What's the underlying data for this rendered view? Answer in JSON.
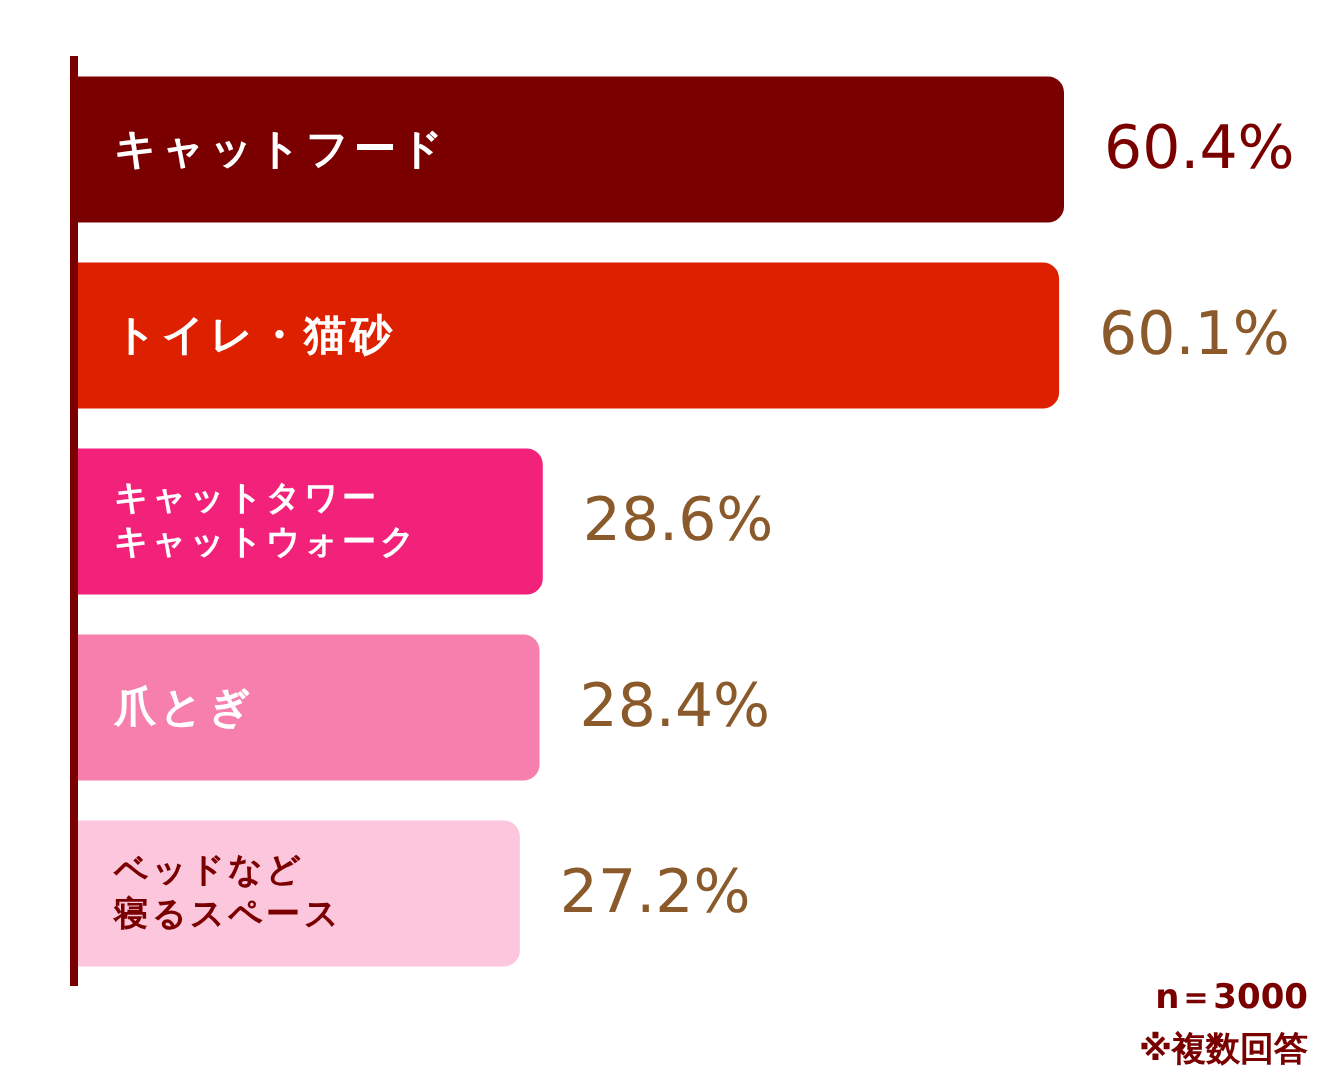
{
  "chart_data": {
    "type": "bar",
    "orientation": "horizontal",
    "categories": [
      "キャットフード",
      "トイレ・猫砂",
      "キャットタワーキャットウォーク",
      "爪とぎ",
      "ベッドなど寝るスペース"
    ],
    "values": [
      60.4,
      60.1,
      28.6,
      28.4,
      27.2
    ],
    "value_labels": [
      "60.4%",
      "60.1%",
      "28.6%",
      "28.4%",
      "27.2%"
    ],
    "colors": [
      "#7a0000",
      "#dc2000",
      "#f2217a",
      "#f77fae",
      "#fcc6dd"
    ],
    "annotations": [
      "n＝3000",
      "※複数回答"
    ]
  }
}
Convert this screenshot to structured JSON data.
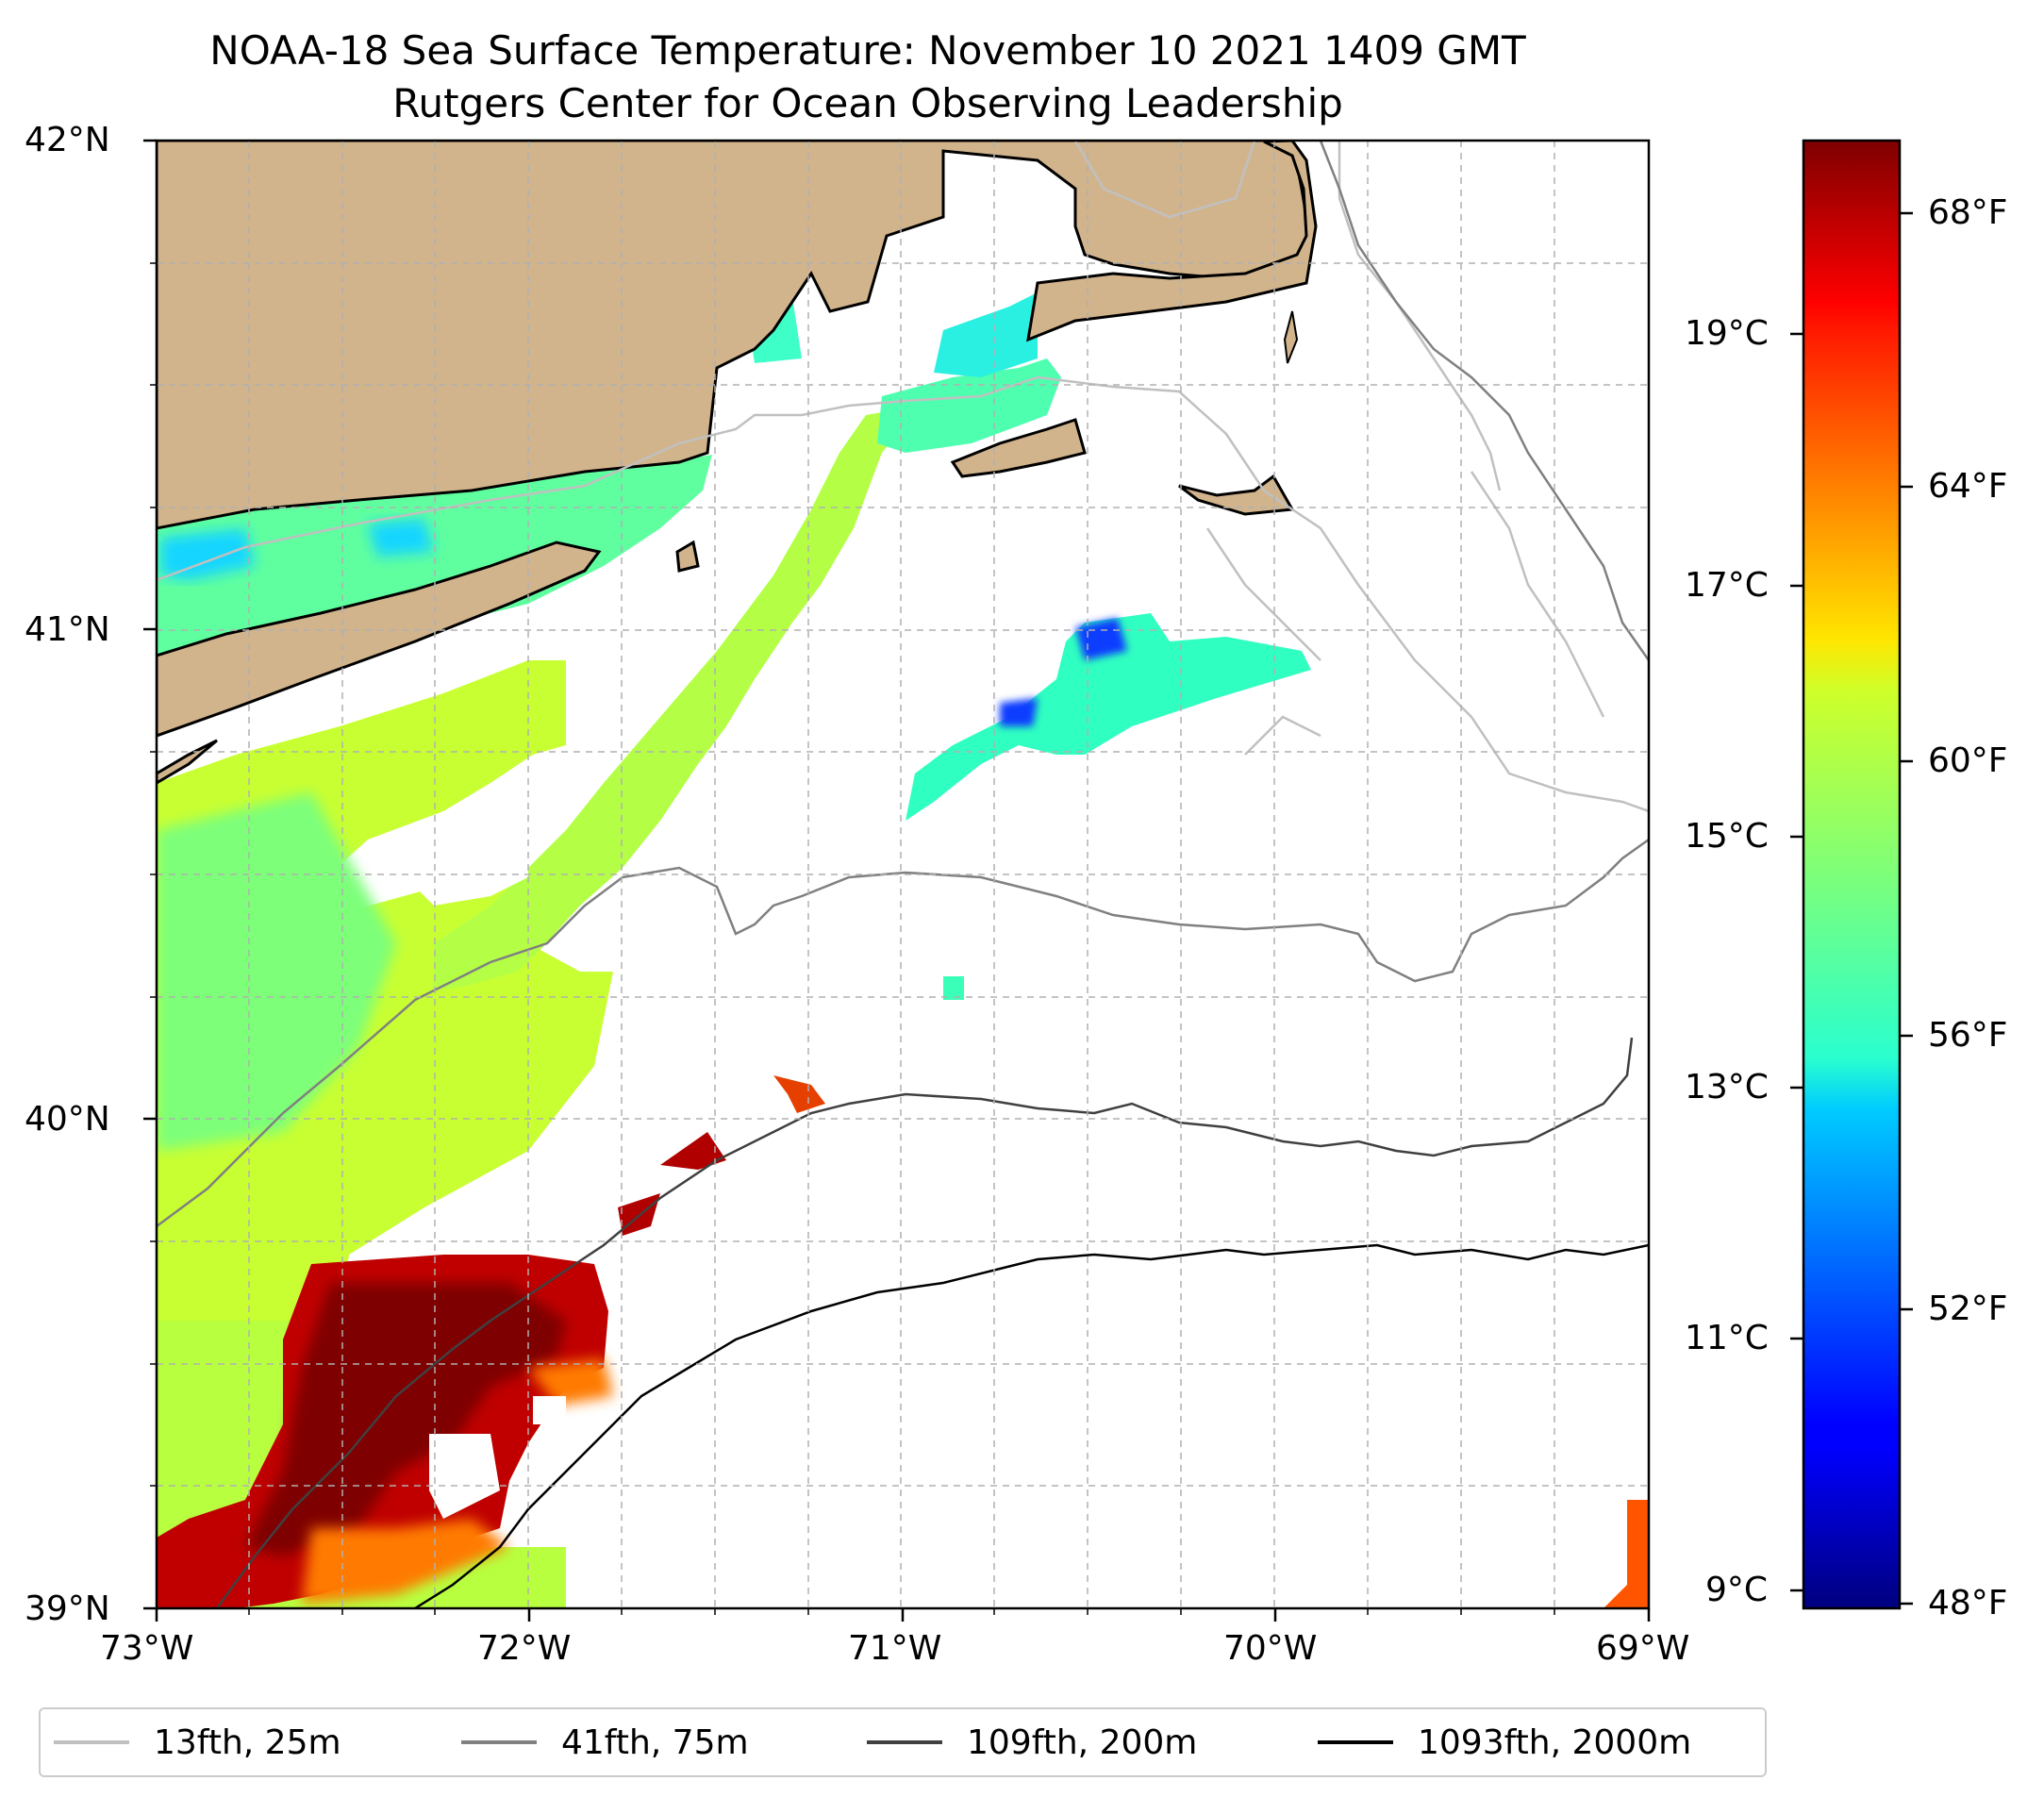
{
  "figure": {
    "title_line1": "NOAA-18 Sea Surface Temperature: November 10 2021 1409 GMT",
    "title_line2": "Rutgers Center for Ocean Observing Leadership"
  },
  "map": {
    "lon_range": [
      -73,
      -69
    ],
    "lat_range": [
      39,
      42
    ],
    "lon_ticks": [
      "73°W",
      "72°W",
      "71°W",
      "70°W",
      "69°W"
    ],
    "lat_ticks": [
      "42°N",
      "41°N",
      "40°N",
      "39°N"
    ],
    "land_color": "#d2b48c",
    "gridlines": true
  },
  "colorbar": {
    "colormap": "jet",
    "range_F": [
      48,
      69.4
    ],
    "fahrenheit_ticks": [
      "68°F",
      "64°F",
      "60°F",
      "56°F",
      "52°F",
      "48°F"
    ],
    "celsius_ticks": [
      "19°C",
      "17°C",
      "15°C",
      "13°C",
      "11°C",
      "9°C"
    ]
  },
  "legend": {
    "items": [
      {
        "label": "13fth, 25m",
        "color": "#c0c0c0"
      },
      {
        "label": "41fth, 75m",
        "color": "#808080"
      },
      {
        "label": "109fth, 200m",
        "color": "#404040"
      },
      {
        "label": "1093fth, 2000m",
        "color": "#000000"
      }
    ]
  }
}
+ + + + + + +
Set down the records in full and exactly. Do not carry over any image.

What's the underlying data for this rendered view? Answer in JSON.
{
  "chart_data": {
    "type": "bar",
    "orientation": "horizontal",
    "categories": [
      "キャットフード",
      "トイレ・猫砂",
      "キャットタワーキャットウォーク",
      "爪とぎ",
      "ベッドなど寝るスペース"
    ],
    "values": [
      60.4,
      60.1,
      28.6,
      28.4,
      27.2
    ],
    "value_labels": [
      "60.4%",
      "60.1%",
      "28.6%",
      "28.4%",
      "27.2%"
    ],
    "colors": [
      "#7a0000",
      "#dc2000",
      "#f2217a",
      "#f77fae",
      "#fcc6dd"
    ],
    "annotations": [
      "n＝3000",
      "※複数回答"
    ]
  }
}
Convert this screenshot to structured JSON data.
{
  "figure": {
    "title_line1": "NOAA-18 Sea Surface Temperature: November 10 2021 1409 GMT",
    "title_line2": "Rutgers Center for Ocean Observing Leadership"
  },
  "map": {
    "lon_range": [
      -73,
      -69
    ],
    "lat_range": [
      39,
      42
    ],
    "lon_ticks": [
      "73°W",
      "72°W",
      "71°W",
      "70°W",
      "69°W"
    ],
    "lat_ticks": [
      "42°N",
      "41°N",
      "40°N",
      "39°N"
    ],
    "land_color": "#d2b48c",
    "gridlines": true
  },
  "colorbar": {
    "colormap": "jet",
    "range_F": [
      48,
      69.4
    ],
    "fahrenheit_ticks": [
      "68°F",
      "64°F",
      "60°F",
      "56°F",
      "52°F",
      "48°F"
    ],
    "celsius_ticks": [
      "19°C",
      "17°C",
      "15°C",
      "13°C",
      "11°C",
      "9°C"
    ]
  },
  "legend": {
    "items": [
      {
        "label": "13fth, 25m",
        "color": "#c0c0c0"
      },
      {
        "label": "41fth, 75m",
        "color": "#808080"
      },
      {
        "label": "109fth, 200m",
        "color": "#404040"
      },
      {
        "label": "1093fth, 2000m",
        "color": "#000000"
      }
    ]
  }
}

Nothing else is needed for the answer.